Chart and figure data:
^^^^^^^^^^^^^^^^
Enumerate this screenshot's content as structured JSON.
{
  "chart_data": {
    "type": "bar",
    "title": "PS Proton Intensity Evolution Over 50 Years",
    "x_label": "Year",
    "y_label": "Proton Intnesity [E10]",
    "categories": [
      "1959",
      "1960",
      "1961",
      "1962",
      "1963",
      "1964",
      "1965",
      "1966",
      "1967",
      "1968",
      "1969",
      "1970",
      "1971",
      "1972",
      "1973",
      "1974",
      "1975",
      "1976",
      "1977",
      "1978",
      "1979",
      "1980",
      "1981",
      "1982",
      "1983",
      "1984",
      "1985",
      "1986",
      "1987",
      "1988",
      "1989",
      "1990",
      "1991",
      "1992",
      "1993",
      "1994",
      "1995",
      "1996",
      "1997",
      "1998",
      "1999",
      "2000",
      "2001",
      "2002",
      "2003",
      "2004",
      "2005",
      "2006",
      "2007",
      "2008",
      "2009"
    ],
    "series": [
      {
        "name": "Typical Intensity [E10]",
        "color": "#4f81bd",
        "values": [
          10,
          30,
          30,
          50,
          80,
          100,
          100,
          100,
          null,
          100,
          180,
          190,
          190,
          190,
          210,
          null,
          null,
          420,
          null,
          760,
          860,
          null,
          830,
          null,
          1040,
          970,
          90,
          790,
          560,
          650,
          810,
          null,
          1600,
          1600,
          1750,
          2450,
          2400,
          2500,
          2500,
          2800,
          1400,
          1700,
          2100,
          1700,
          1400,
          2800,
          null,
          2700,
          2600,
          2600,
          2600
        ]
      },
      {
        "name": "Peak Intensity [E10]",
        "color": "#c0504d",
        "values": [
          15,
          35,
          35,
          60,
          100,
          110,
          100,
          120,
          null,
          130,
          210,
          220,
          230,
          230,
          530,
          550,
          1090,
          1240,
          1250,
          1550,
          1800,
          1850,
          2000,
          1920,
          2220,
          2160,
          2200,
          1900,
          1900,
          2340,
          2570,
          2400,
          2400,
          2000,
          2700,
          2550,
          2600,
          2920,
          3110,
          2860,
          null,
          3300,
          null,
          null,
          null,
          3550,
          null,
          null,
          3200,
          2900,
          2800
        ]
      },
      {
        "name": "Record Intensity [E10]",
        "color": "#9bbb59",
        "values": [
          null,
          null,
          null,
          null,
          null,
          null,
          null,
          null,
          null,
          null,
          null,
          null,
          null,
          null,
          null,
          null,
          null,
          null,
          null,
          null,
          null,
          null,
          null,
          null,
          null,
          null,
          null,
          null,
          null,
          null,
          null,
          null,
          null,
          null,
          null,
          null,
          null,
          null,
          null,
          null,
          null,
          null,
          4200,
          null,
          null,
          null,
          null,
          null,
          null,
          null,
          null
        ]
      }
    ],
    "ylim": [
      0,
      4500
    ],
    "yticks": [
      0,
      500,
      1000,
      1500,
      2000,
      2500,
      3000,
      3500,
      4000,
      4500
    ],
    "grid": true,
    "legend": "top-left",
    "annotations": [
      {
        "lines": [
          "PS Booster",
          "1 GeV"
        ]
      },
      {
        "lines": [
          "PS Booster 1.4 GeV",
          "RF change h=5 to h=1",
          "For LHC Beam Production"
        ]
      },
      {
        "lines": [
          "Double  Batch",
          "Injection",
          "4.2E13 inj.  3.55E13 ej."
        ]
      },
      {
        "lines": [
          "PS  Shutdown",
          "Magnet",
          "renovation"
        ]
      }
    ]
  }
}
^^^^^^^^^^^^^^^^
● **Work to be completed**
Your task is to repeat every line exactly.

● **Answer to this exercise**
Enumerate this screenshot's content as structured JSON.
{
  "chart_data": {
    "type": "bar",
    "title": "PS Proton Intensity Evolution Over 50 Years",
    "x_label": "Year",
    "y_label": "Proton Intnesity [E10]",
    "categories": [
      "1959",
      "1960",
      "1961",
      "1962",
      "1963",
      "1964",
      "1965",
      "1966",
      "1967",
      "1968",
      "1969",
      "1970",
      "1971",
      "1972",
      "1973",
      "1974",
      "1975",
      "1976",
      "1977",
      "1978",
      "1979",
      "1980",
      "1981",
      "1982",
      "1983",
      "1984",
      "1985",
      "1986",
      "1987",
      "1988",
      "1989",
      "1990",
      "1991",
      "1992",
      "1993",
      "1994",
      "1995",
      "1996",
      "1997",
      "1998",
      "1999",
      "2000",
      "2001",
      "2002",
      "2003",
      "2004",
      "2005",
      "2006",
      "2007",
      "2008",
      "2009"
    ],
    "series": [
      {
        "name": "Typical Intensity [E10]",
        "color": "#4f81bd",
        "values": [
          10,
          30,
          30,
          50,
          80,
          100,
          100,
          100,
          null,
          100,
          180,
          190,
          190,
          190,
          210,
          null,
          null,
          420,
          null,
          760,
          860,
          null,
          830,
          null,
          1040,
          970,
          90,
          790,
          560,
          650,
          810,
          null,
          1600,
          1600,
          1750,
          2450,
          2400,
          2500,
          2500,
          2800,
          1400,
          1700,
          2100,
          1700,
          1400,
          2800,
          null,
          2700,
          2600,
          2600,
          2600
        ]
      },
      {
        "name": "Peak Intensity [E10]",
        "color": "#c0504d",
        "values": [
          15,
          35,
          35,
          60,
          100,
          110,
          100,
          120,
          null,
          130,
          210,
          220,
          230,
          230,
          530,
          550,
          1090,
          1240,
          1250,
          1550,
          1800,
          1850,
          2000,
          1920,
          2220,
          2160,
          2200,
          1900,
          1900,
          2340,
          2570,
          2400,
          2400,
          2000,
          2700,
          2550,
          2600,
          2920,
          3110,
          2860,
          null,
          3300,
          null,
          null,
          null,
          3550,
          null,
          null,
          3200,
          2900,
          2800
        ]
      },
      {
        "name": "Record Intensity [E10]",
        "color": "#9bbb59",
        "values": [
          null,
          null,
          null,
          null,
          null,
          null,
          null,
          null,
          null,
          null,
          null,
          null,
          null,
          null,
          null,
          null,
          null,
          null,
          null,
          null,
          null,
          null,
          null,
          null,
          null,
          null,
          null,
          null,
          null,
          null,
          null,
          null,
          null,
          null,
          null,
          null,
          null,
          null,
          null,
          null,
          null,
          null,
          4200,
          null,
          null,
          null,
          null,
          null,
          null,
          null,
          null
        ]
      }
    ],
    "ylim": [
      0,
      4500
    ],
    "yticks": [
      0,
      500,
      1000,
      1500,
      2000,
      2500,
      3000,
      3500,
      4000,
      4500
    ],
    "grid": true,
    "legend": "top-left",
    "annotations": [
      {
        "lines": [
          "PS Booster",
          "1 GeV"
        ]
      },
      {
        "lines": [
          "PS Booster 1.4 GeV",
          "RF change h=5 to h=1",
          "For LHC Beam Production"
        ]
      },
      {
        "lines": [
          "Double  Batch",
          "Injection",
          "4.2E13 inj.  3.55E13 ej."
        ]
      },
      {
        "lines": [
          "PS  Shutdown",
          "Magnet",
          "renovation"
        ]
      }
    ]
  }
}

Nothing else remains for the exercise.